* **Description of the task**
Report, as a bare number, how many lines hold "camera".
— start of Exercise material —
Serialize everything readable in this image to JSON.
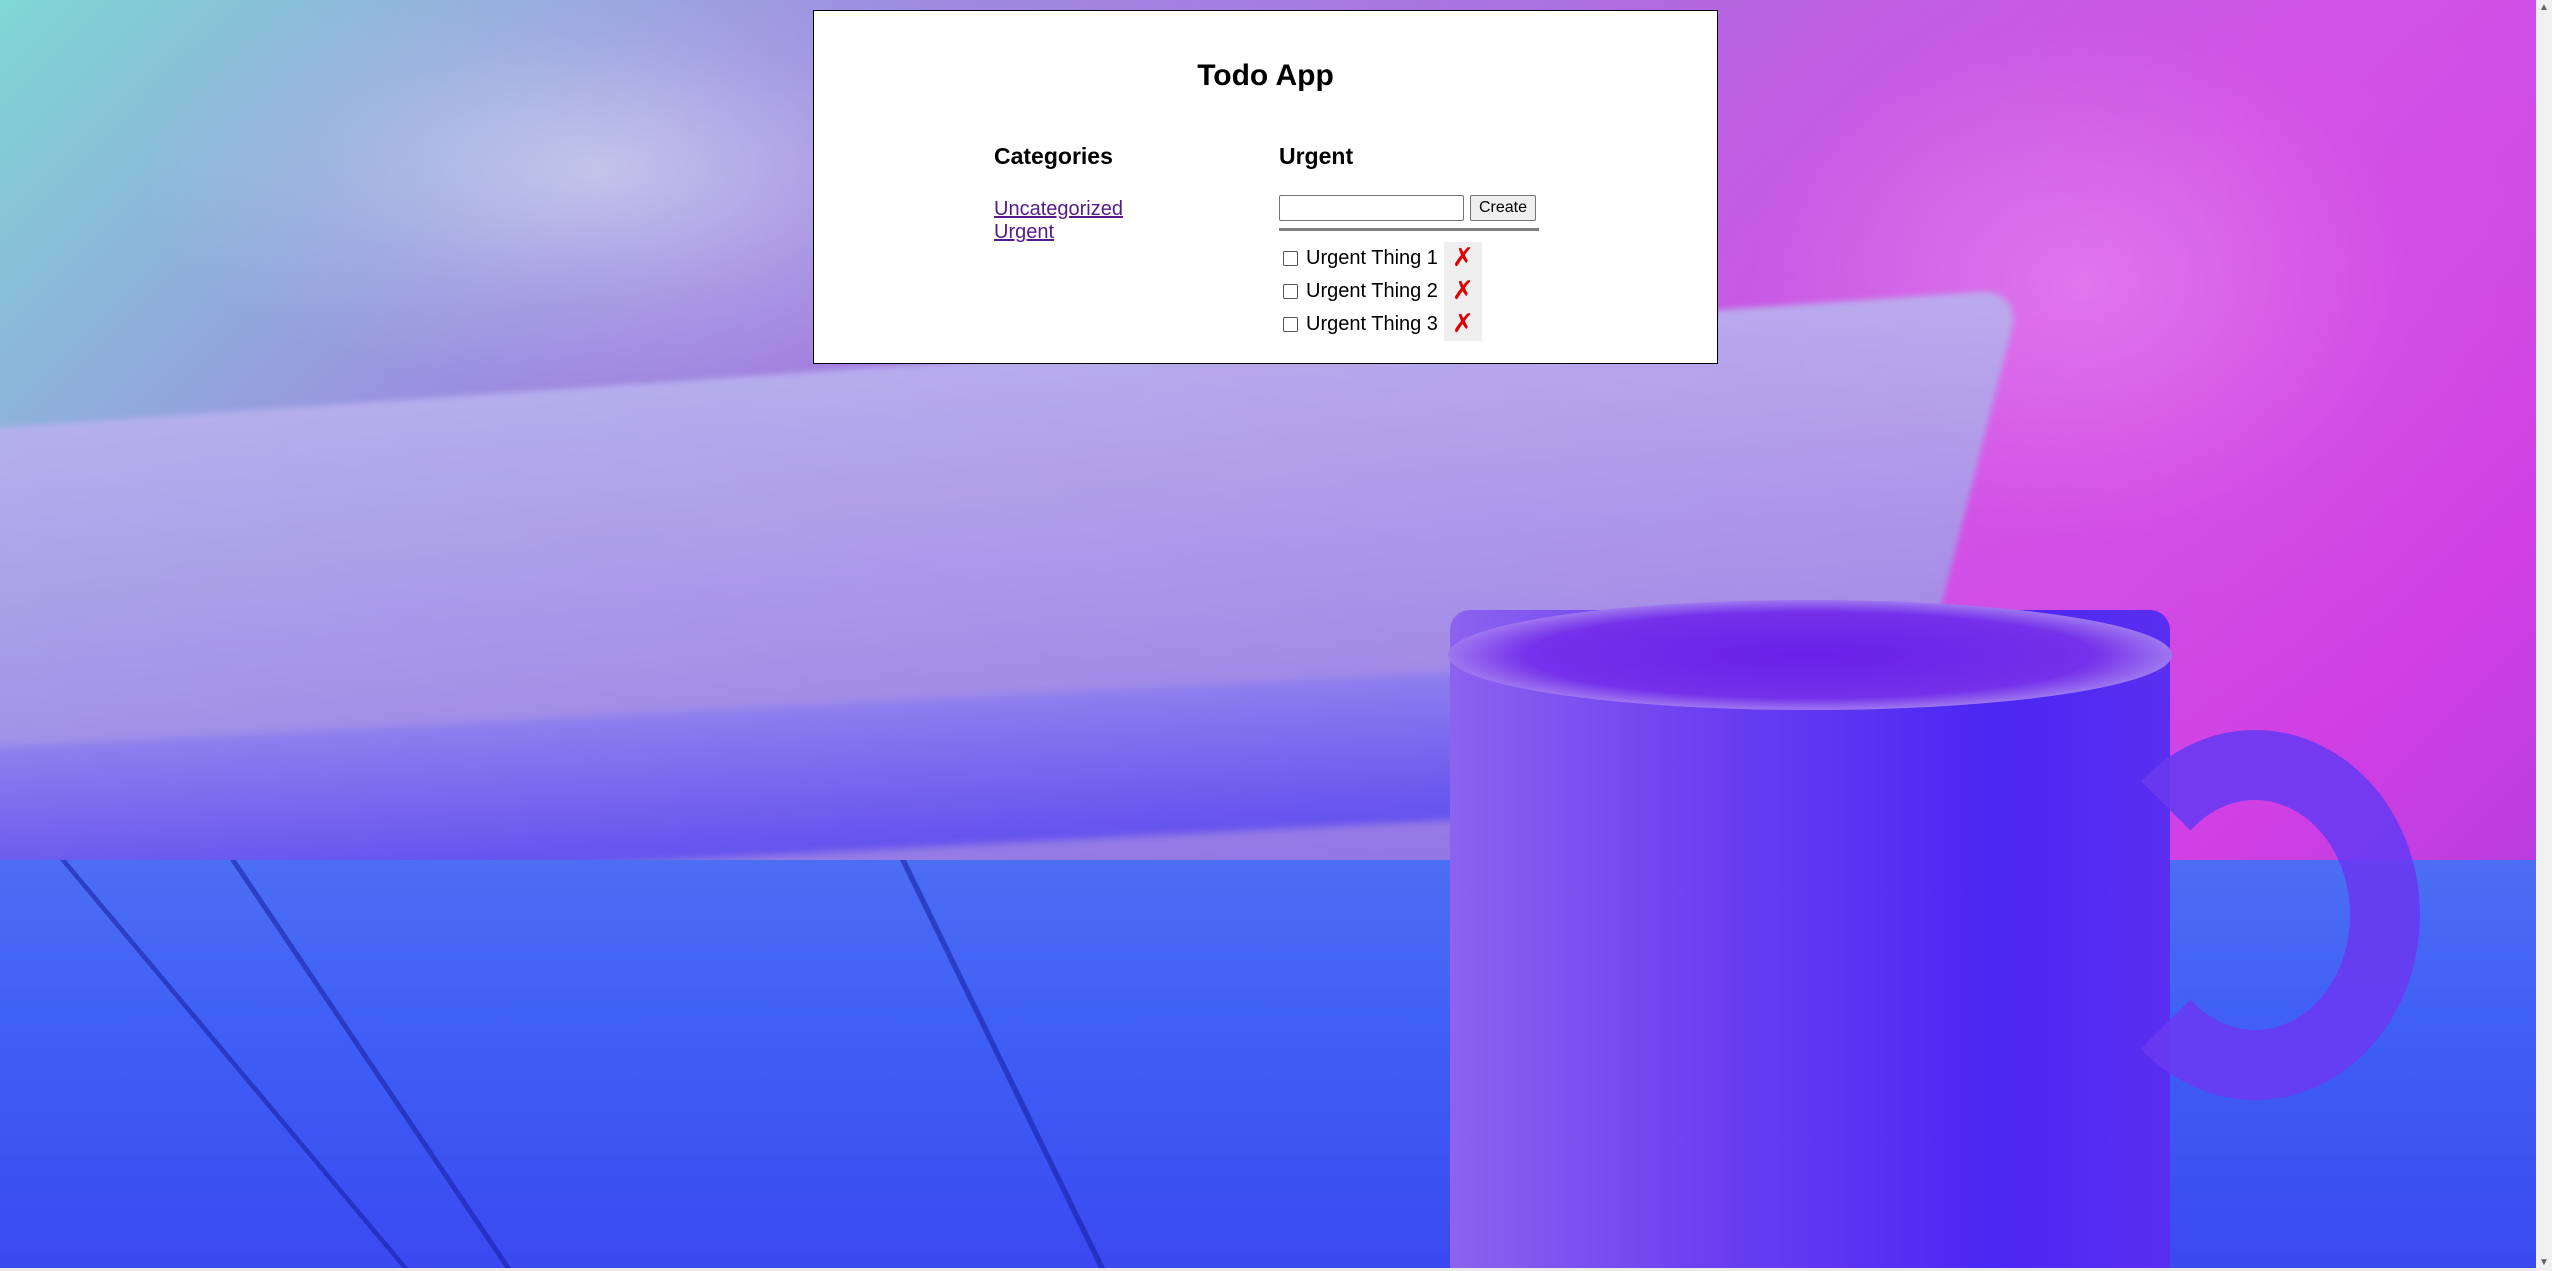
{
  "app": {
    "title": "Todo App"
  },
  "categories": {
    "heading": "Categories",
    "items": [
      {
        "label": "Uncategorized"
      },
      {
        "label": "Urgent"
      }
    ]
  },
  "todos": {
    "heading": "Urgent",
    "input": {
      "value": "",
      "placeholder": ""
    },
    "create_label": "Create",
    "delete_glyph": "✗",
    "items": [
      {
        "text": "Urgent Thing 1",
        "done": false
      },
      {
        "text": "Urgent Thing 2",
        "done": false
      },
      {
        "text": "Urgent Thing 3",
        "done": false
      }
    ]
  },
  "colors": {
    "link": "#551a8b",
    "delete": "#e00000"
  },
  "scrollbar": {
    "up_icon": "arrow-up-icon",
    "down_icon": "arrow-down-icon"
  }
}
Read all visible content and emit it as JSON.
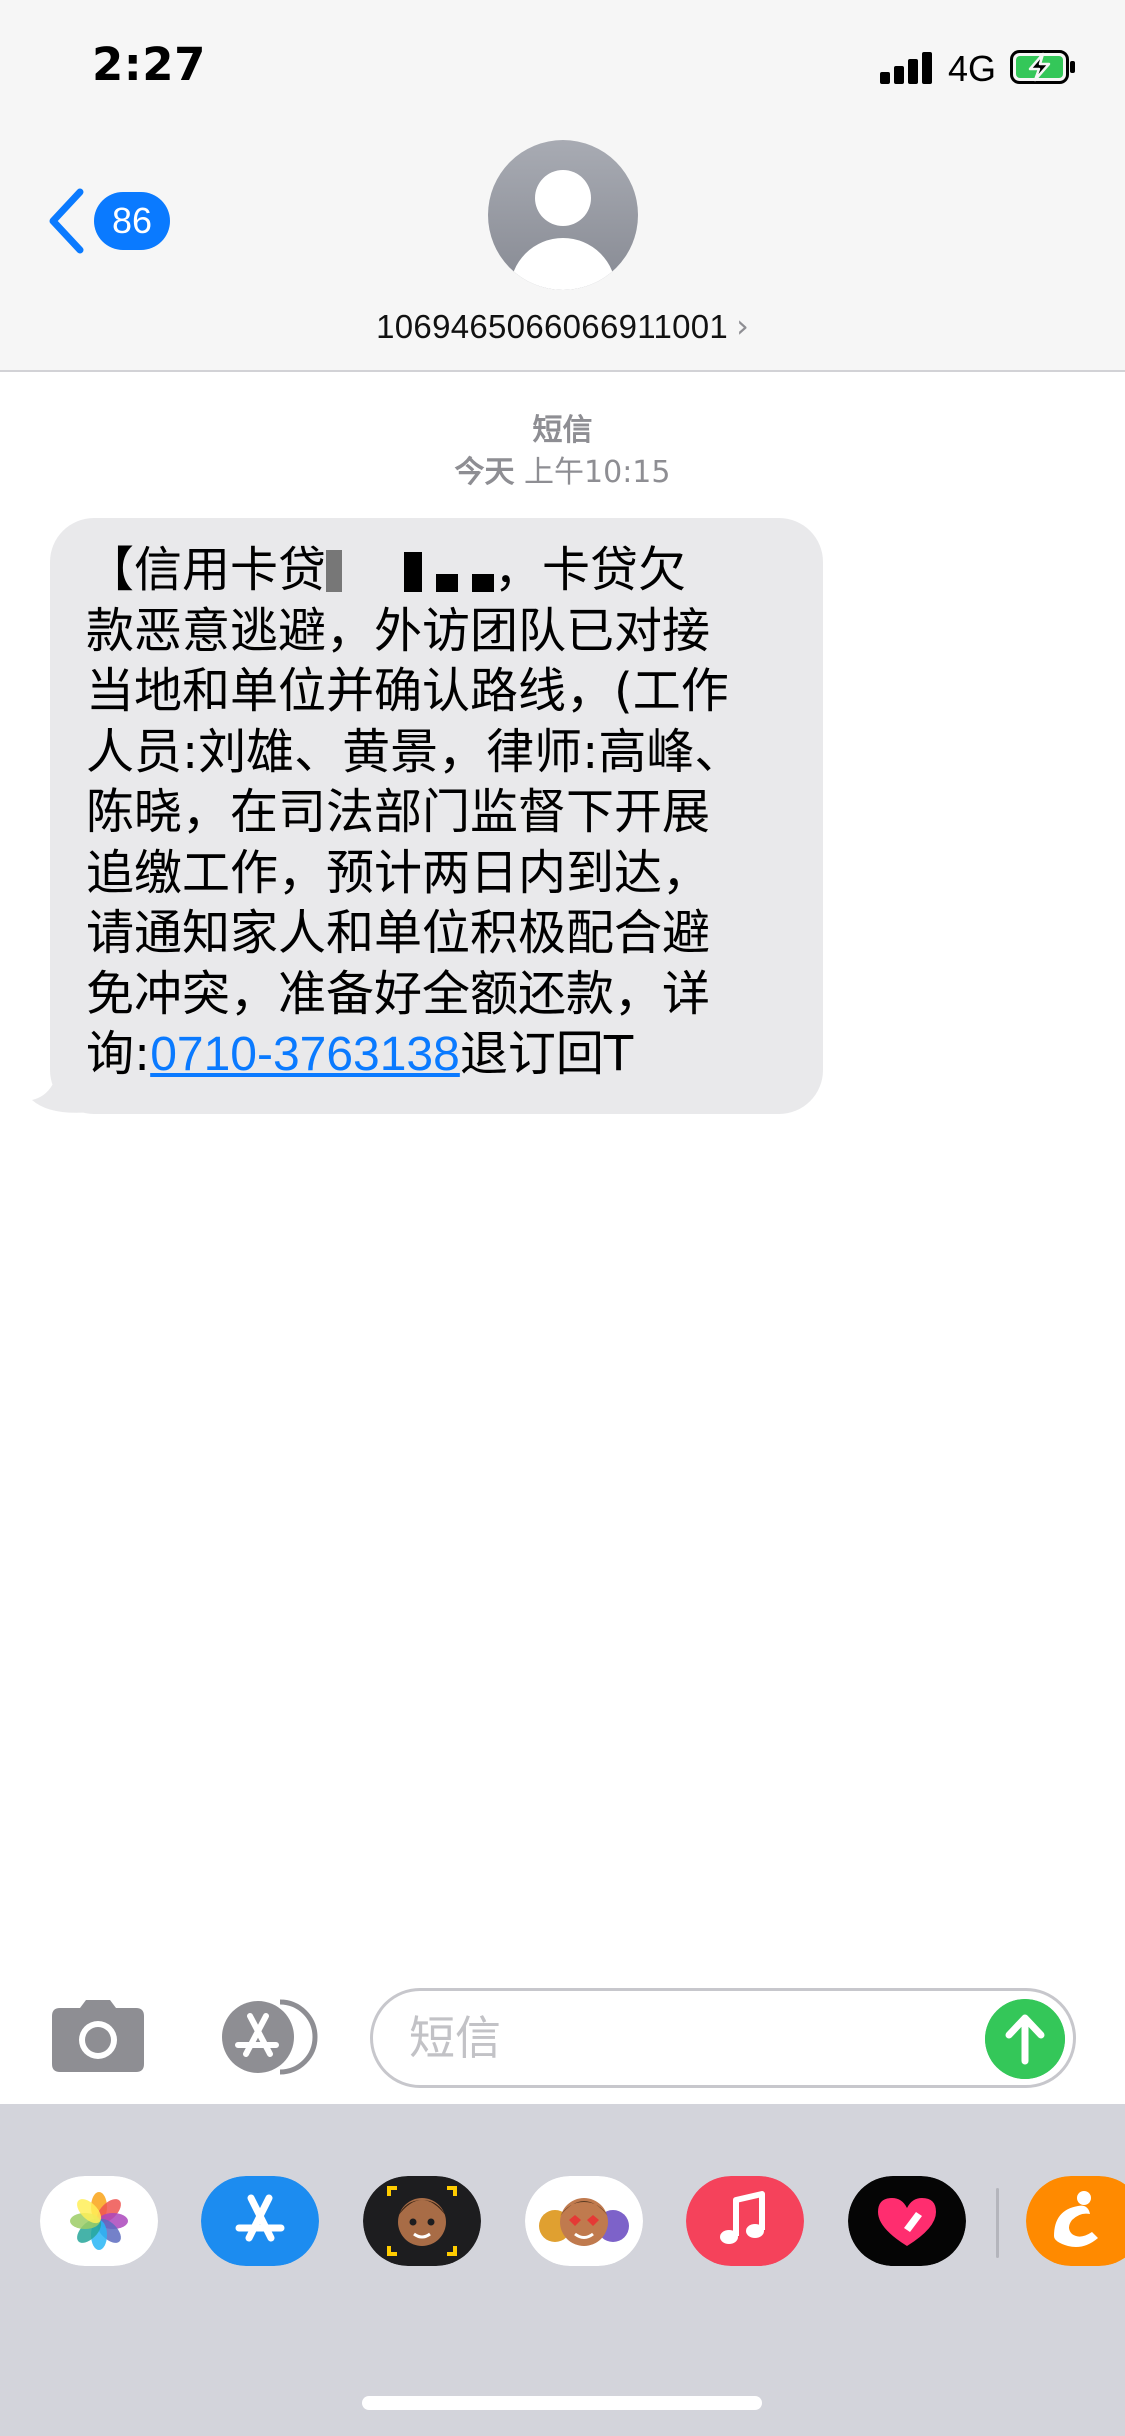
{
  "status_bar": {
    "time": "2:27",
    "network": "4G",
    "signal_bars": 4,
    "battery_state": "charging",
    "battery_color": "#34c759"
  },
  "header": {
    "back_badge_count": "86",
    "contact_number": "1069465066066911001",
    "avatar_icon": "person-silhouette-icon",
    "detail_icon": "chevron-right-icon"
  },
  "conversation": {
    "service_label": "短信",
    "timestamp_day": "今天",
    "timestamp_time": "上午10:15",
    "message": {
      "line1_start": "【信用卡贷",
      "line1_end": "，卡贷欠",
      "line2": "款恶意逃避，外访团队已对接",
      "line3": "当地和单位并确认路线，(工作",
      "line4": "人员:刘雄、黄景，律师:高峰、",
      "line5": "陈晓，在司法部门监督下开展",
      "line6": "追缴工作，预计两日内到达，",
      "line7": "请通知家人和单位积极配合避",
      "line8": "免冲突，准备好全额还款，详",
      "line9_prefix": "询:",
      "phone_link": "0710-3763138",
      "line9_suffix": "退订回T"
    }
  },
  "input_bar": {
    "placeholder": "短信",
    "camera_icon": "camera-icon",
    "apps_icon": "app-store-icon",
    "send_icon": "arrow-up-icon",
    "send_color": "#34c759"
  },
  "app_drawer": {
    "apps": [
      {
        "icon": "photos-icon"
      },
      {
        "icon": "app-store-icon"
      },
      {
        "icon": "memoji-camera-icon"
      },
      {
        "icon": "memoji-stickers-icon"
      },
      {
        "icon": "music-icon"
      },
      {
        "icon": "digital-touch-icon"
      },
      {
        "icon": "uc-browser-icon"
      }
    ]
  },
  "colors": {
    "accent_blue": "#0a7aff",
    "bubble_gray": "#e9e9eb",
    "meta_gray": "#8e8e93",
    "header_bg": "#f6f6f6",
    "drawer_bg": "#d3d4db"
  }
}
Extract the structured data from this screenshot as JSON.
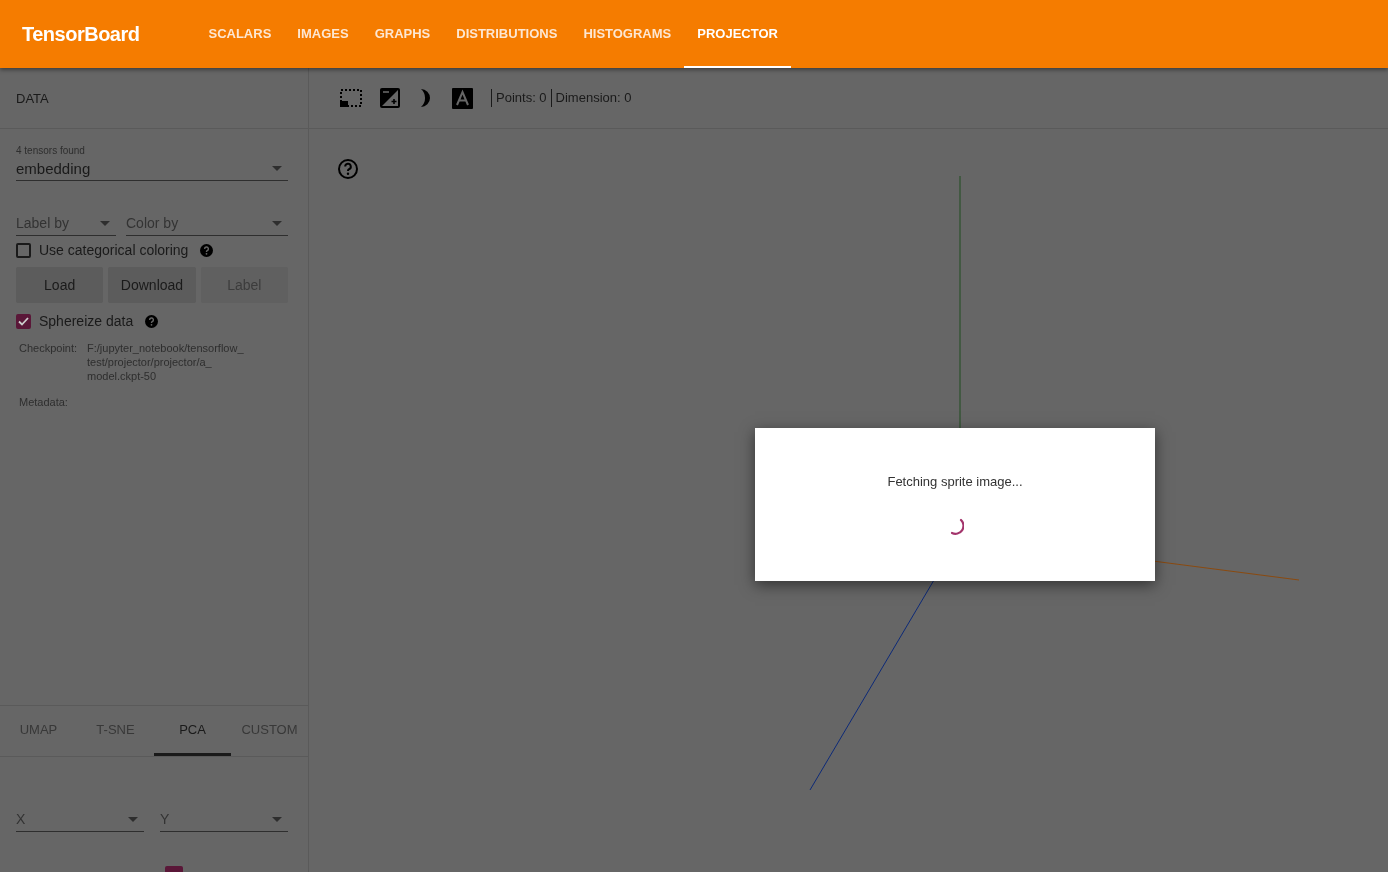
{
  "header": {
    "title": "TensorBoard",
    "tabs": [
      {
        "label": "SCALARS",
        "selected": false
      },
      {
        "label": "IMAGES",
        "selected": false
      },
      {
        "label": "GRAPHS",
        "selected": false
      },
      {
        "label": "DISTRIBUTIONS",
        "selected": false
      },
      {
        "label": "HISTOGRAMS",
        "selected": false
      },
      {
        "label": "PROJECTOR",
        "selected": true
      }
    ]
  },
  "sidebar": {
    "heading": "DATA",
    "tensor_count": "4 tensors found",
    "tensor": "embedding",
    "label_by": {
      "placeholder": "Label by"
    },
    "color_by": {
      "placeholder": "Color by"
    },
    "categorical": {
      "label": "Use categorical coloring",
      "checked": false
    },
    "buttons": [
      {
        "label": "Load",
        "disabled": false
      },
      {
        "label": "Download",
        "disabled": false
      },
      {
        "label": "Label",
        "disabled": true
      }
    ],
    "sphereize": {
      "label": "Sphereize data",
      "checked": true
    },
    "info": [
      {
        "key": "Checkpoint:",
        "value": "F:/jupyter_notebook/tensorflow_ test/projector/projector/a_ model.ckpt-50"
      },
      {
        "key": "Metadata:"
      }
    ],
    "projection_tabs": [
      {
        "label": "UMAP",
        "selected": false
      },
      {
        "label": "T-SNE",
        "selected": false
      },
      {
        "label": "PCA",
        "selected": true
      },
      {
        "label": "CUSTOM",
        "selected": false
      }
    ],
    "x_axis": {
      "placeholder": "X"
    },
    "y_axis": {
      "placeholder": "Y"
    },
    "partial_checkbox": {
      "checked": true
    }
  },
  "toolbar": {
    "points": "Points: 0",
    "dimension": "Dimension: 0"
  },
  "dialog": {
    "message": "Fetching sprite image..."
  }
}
— end of Exercise material —
* **Reply to the task**
2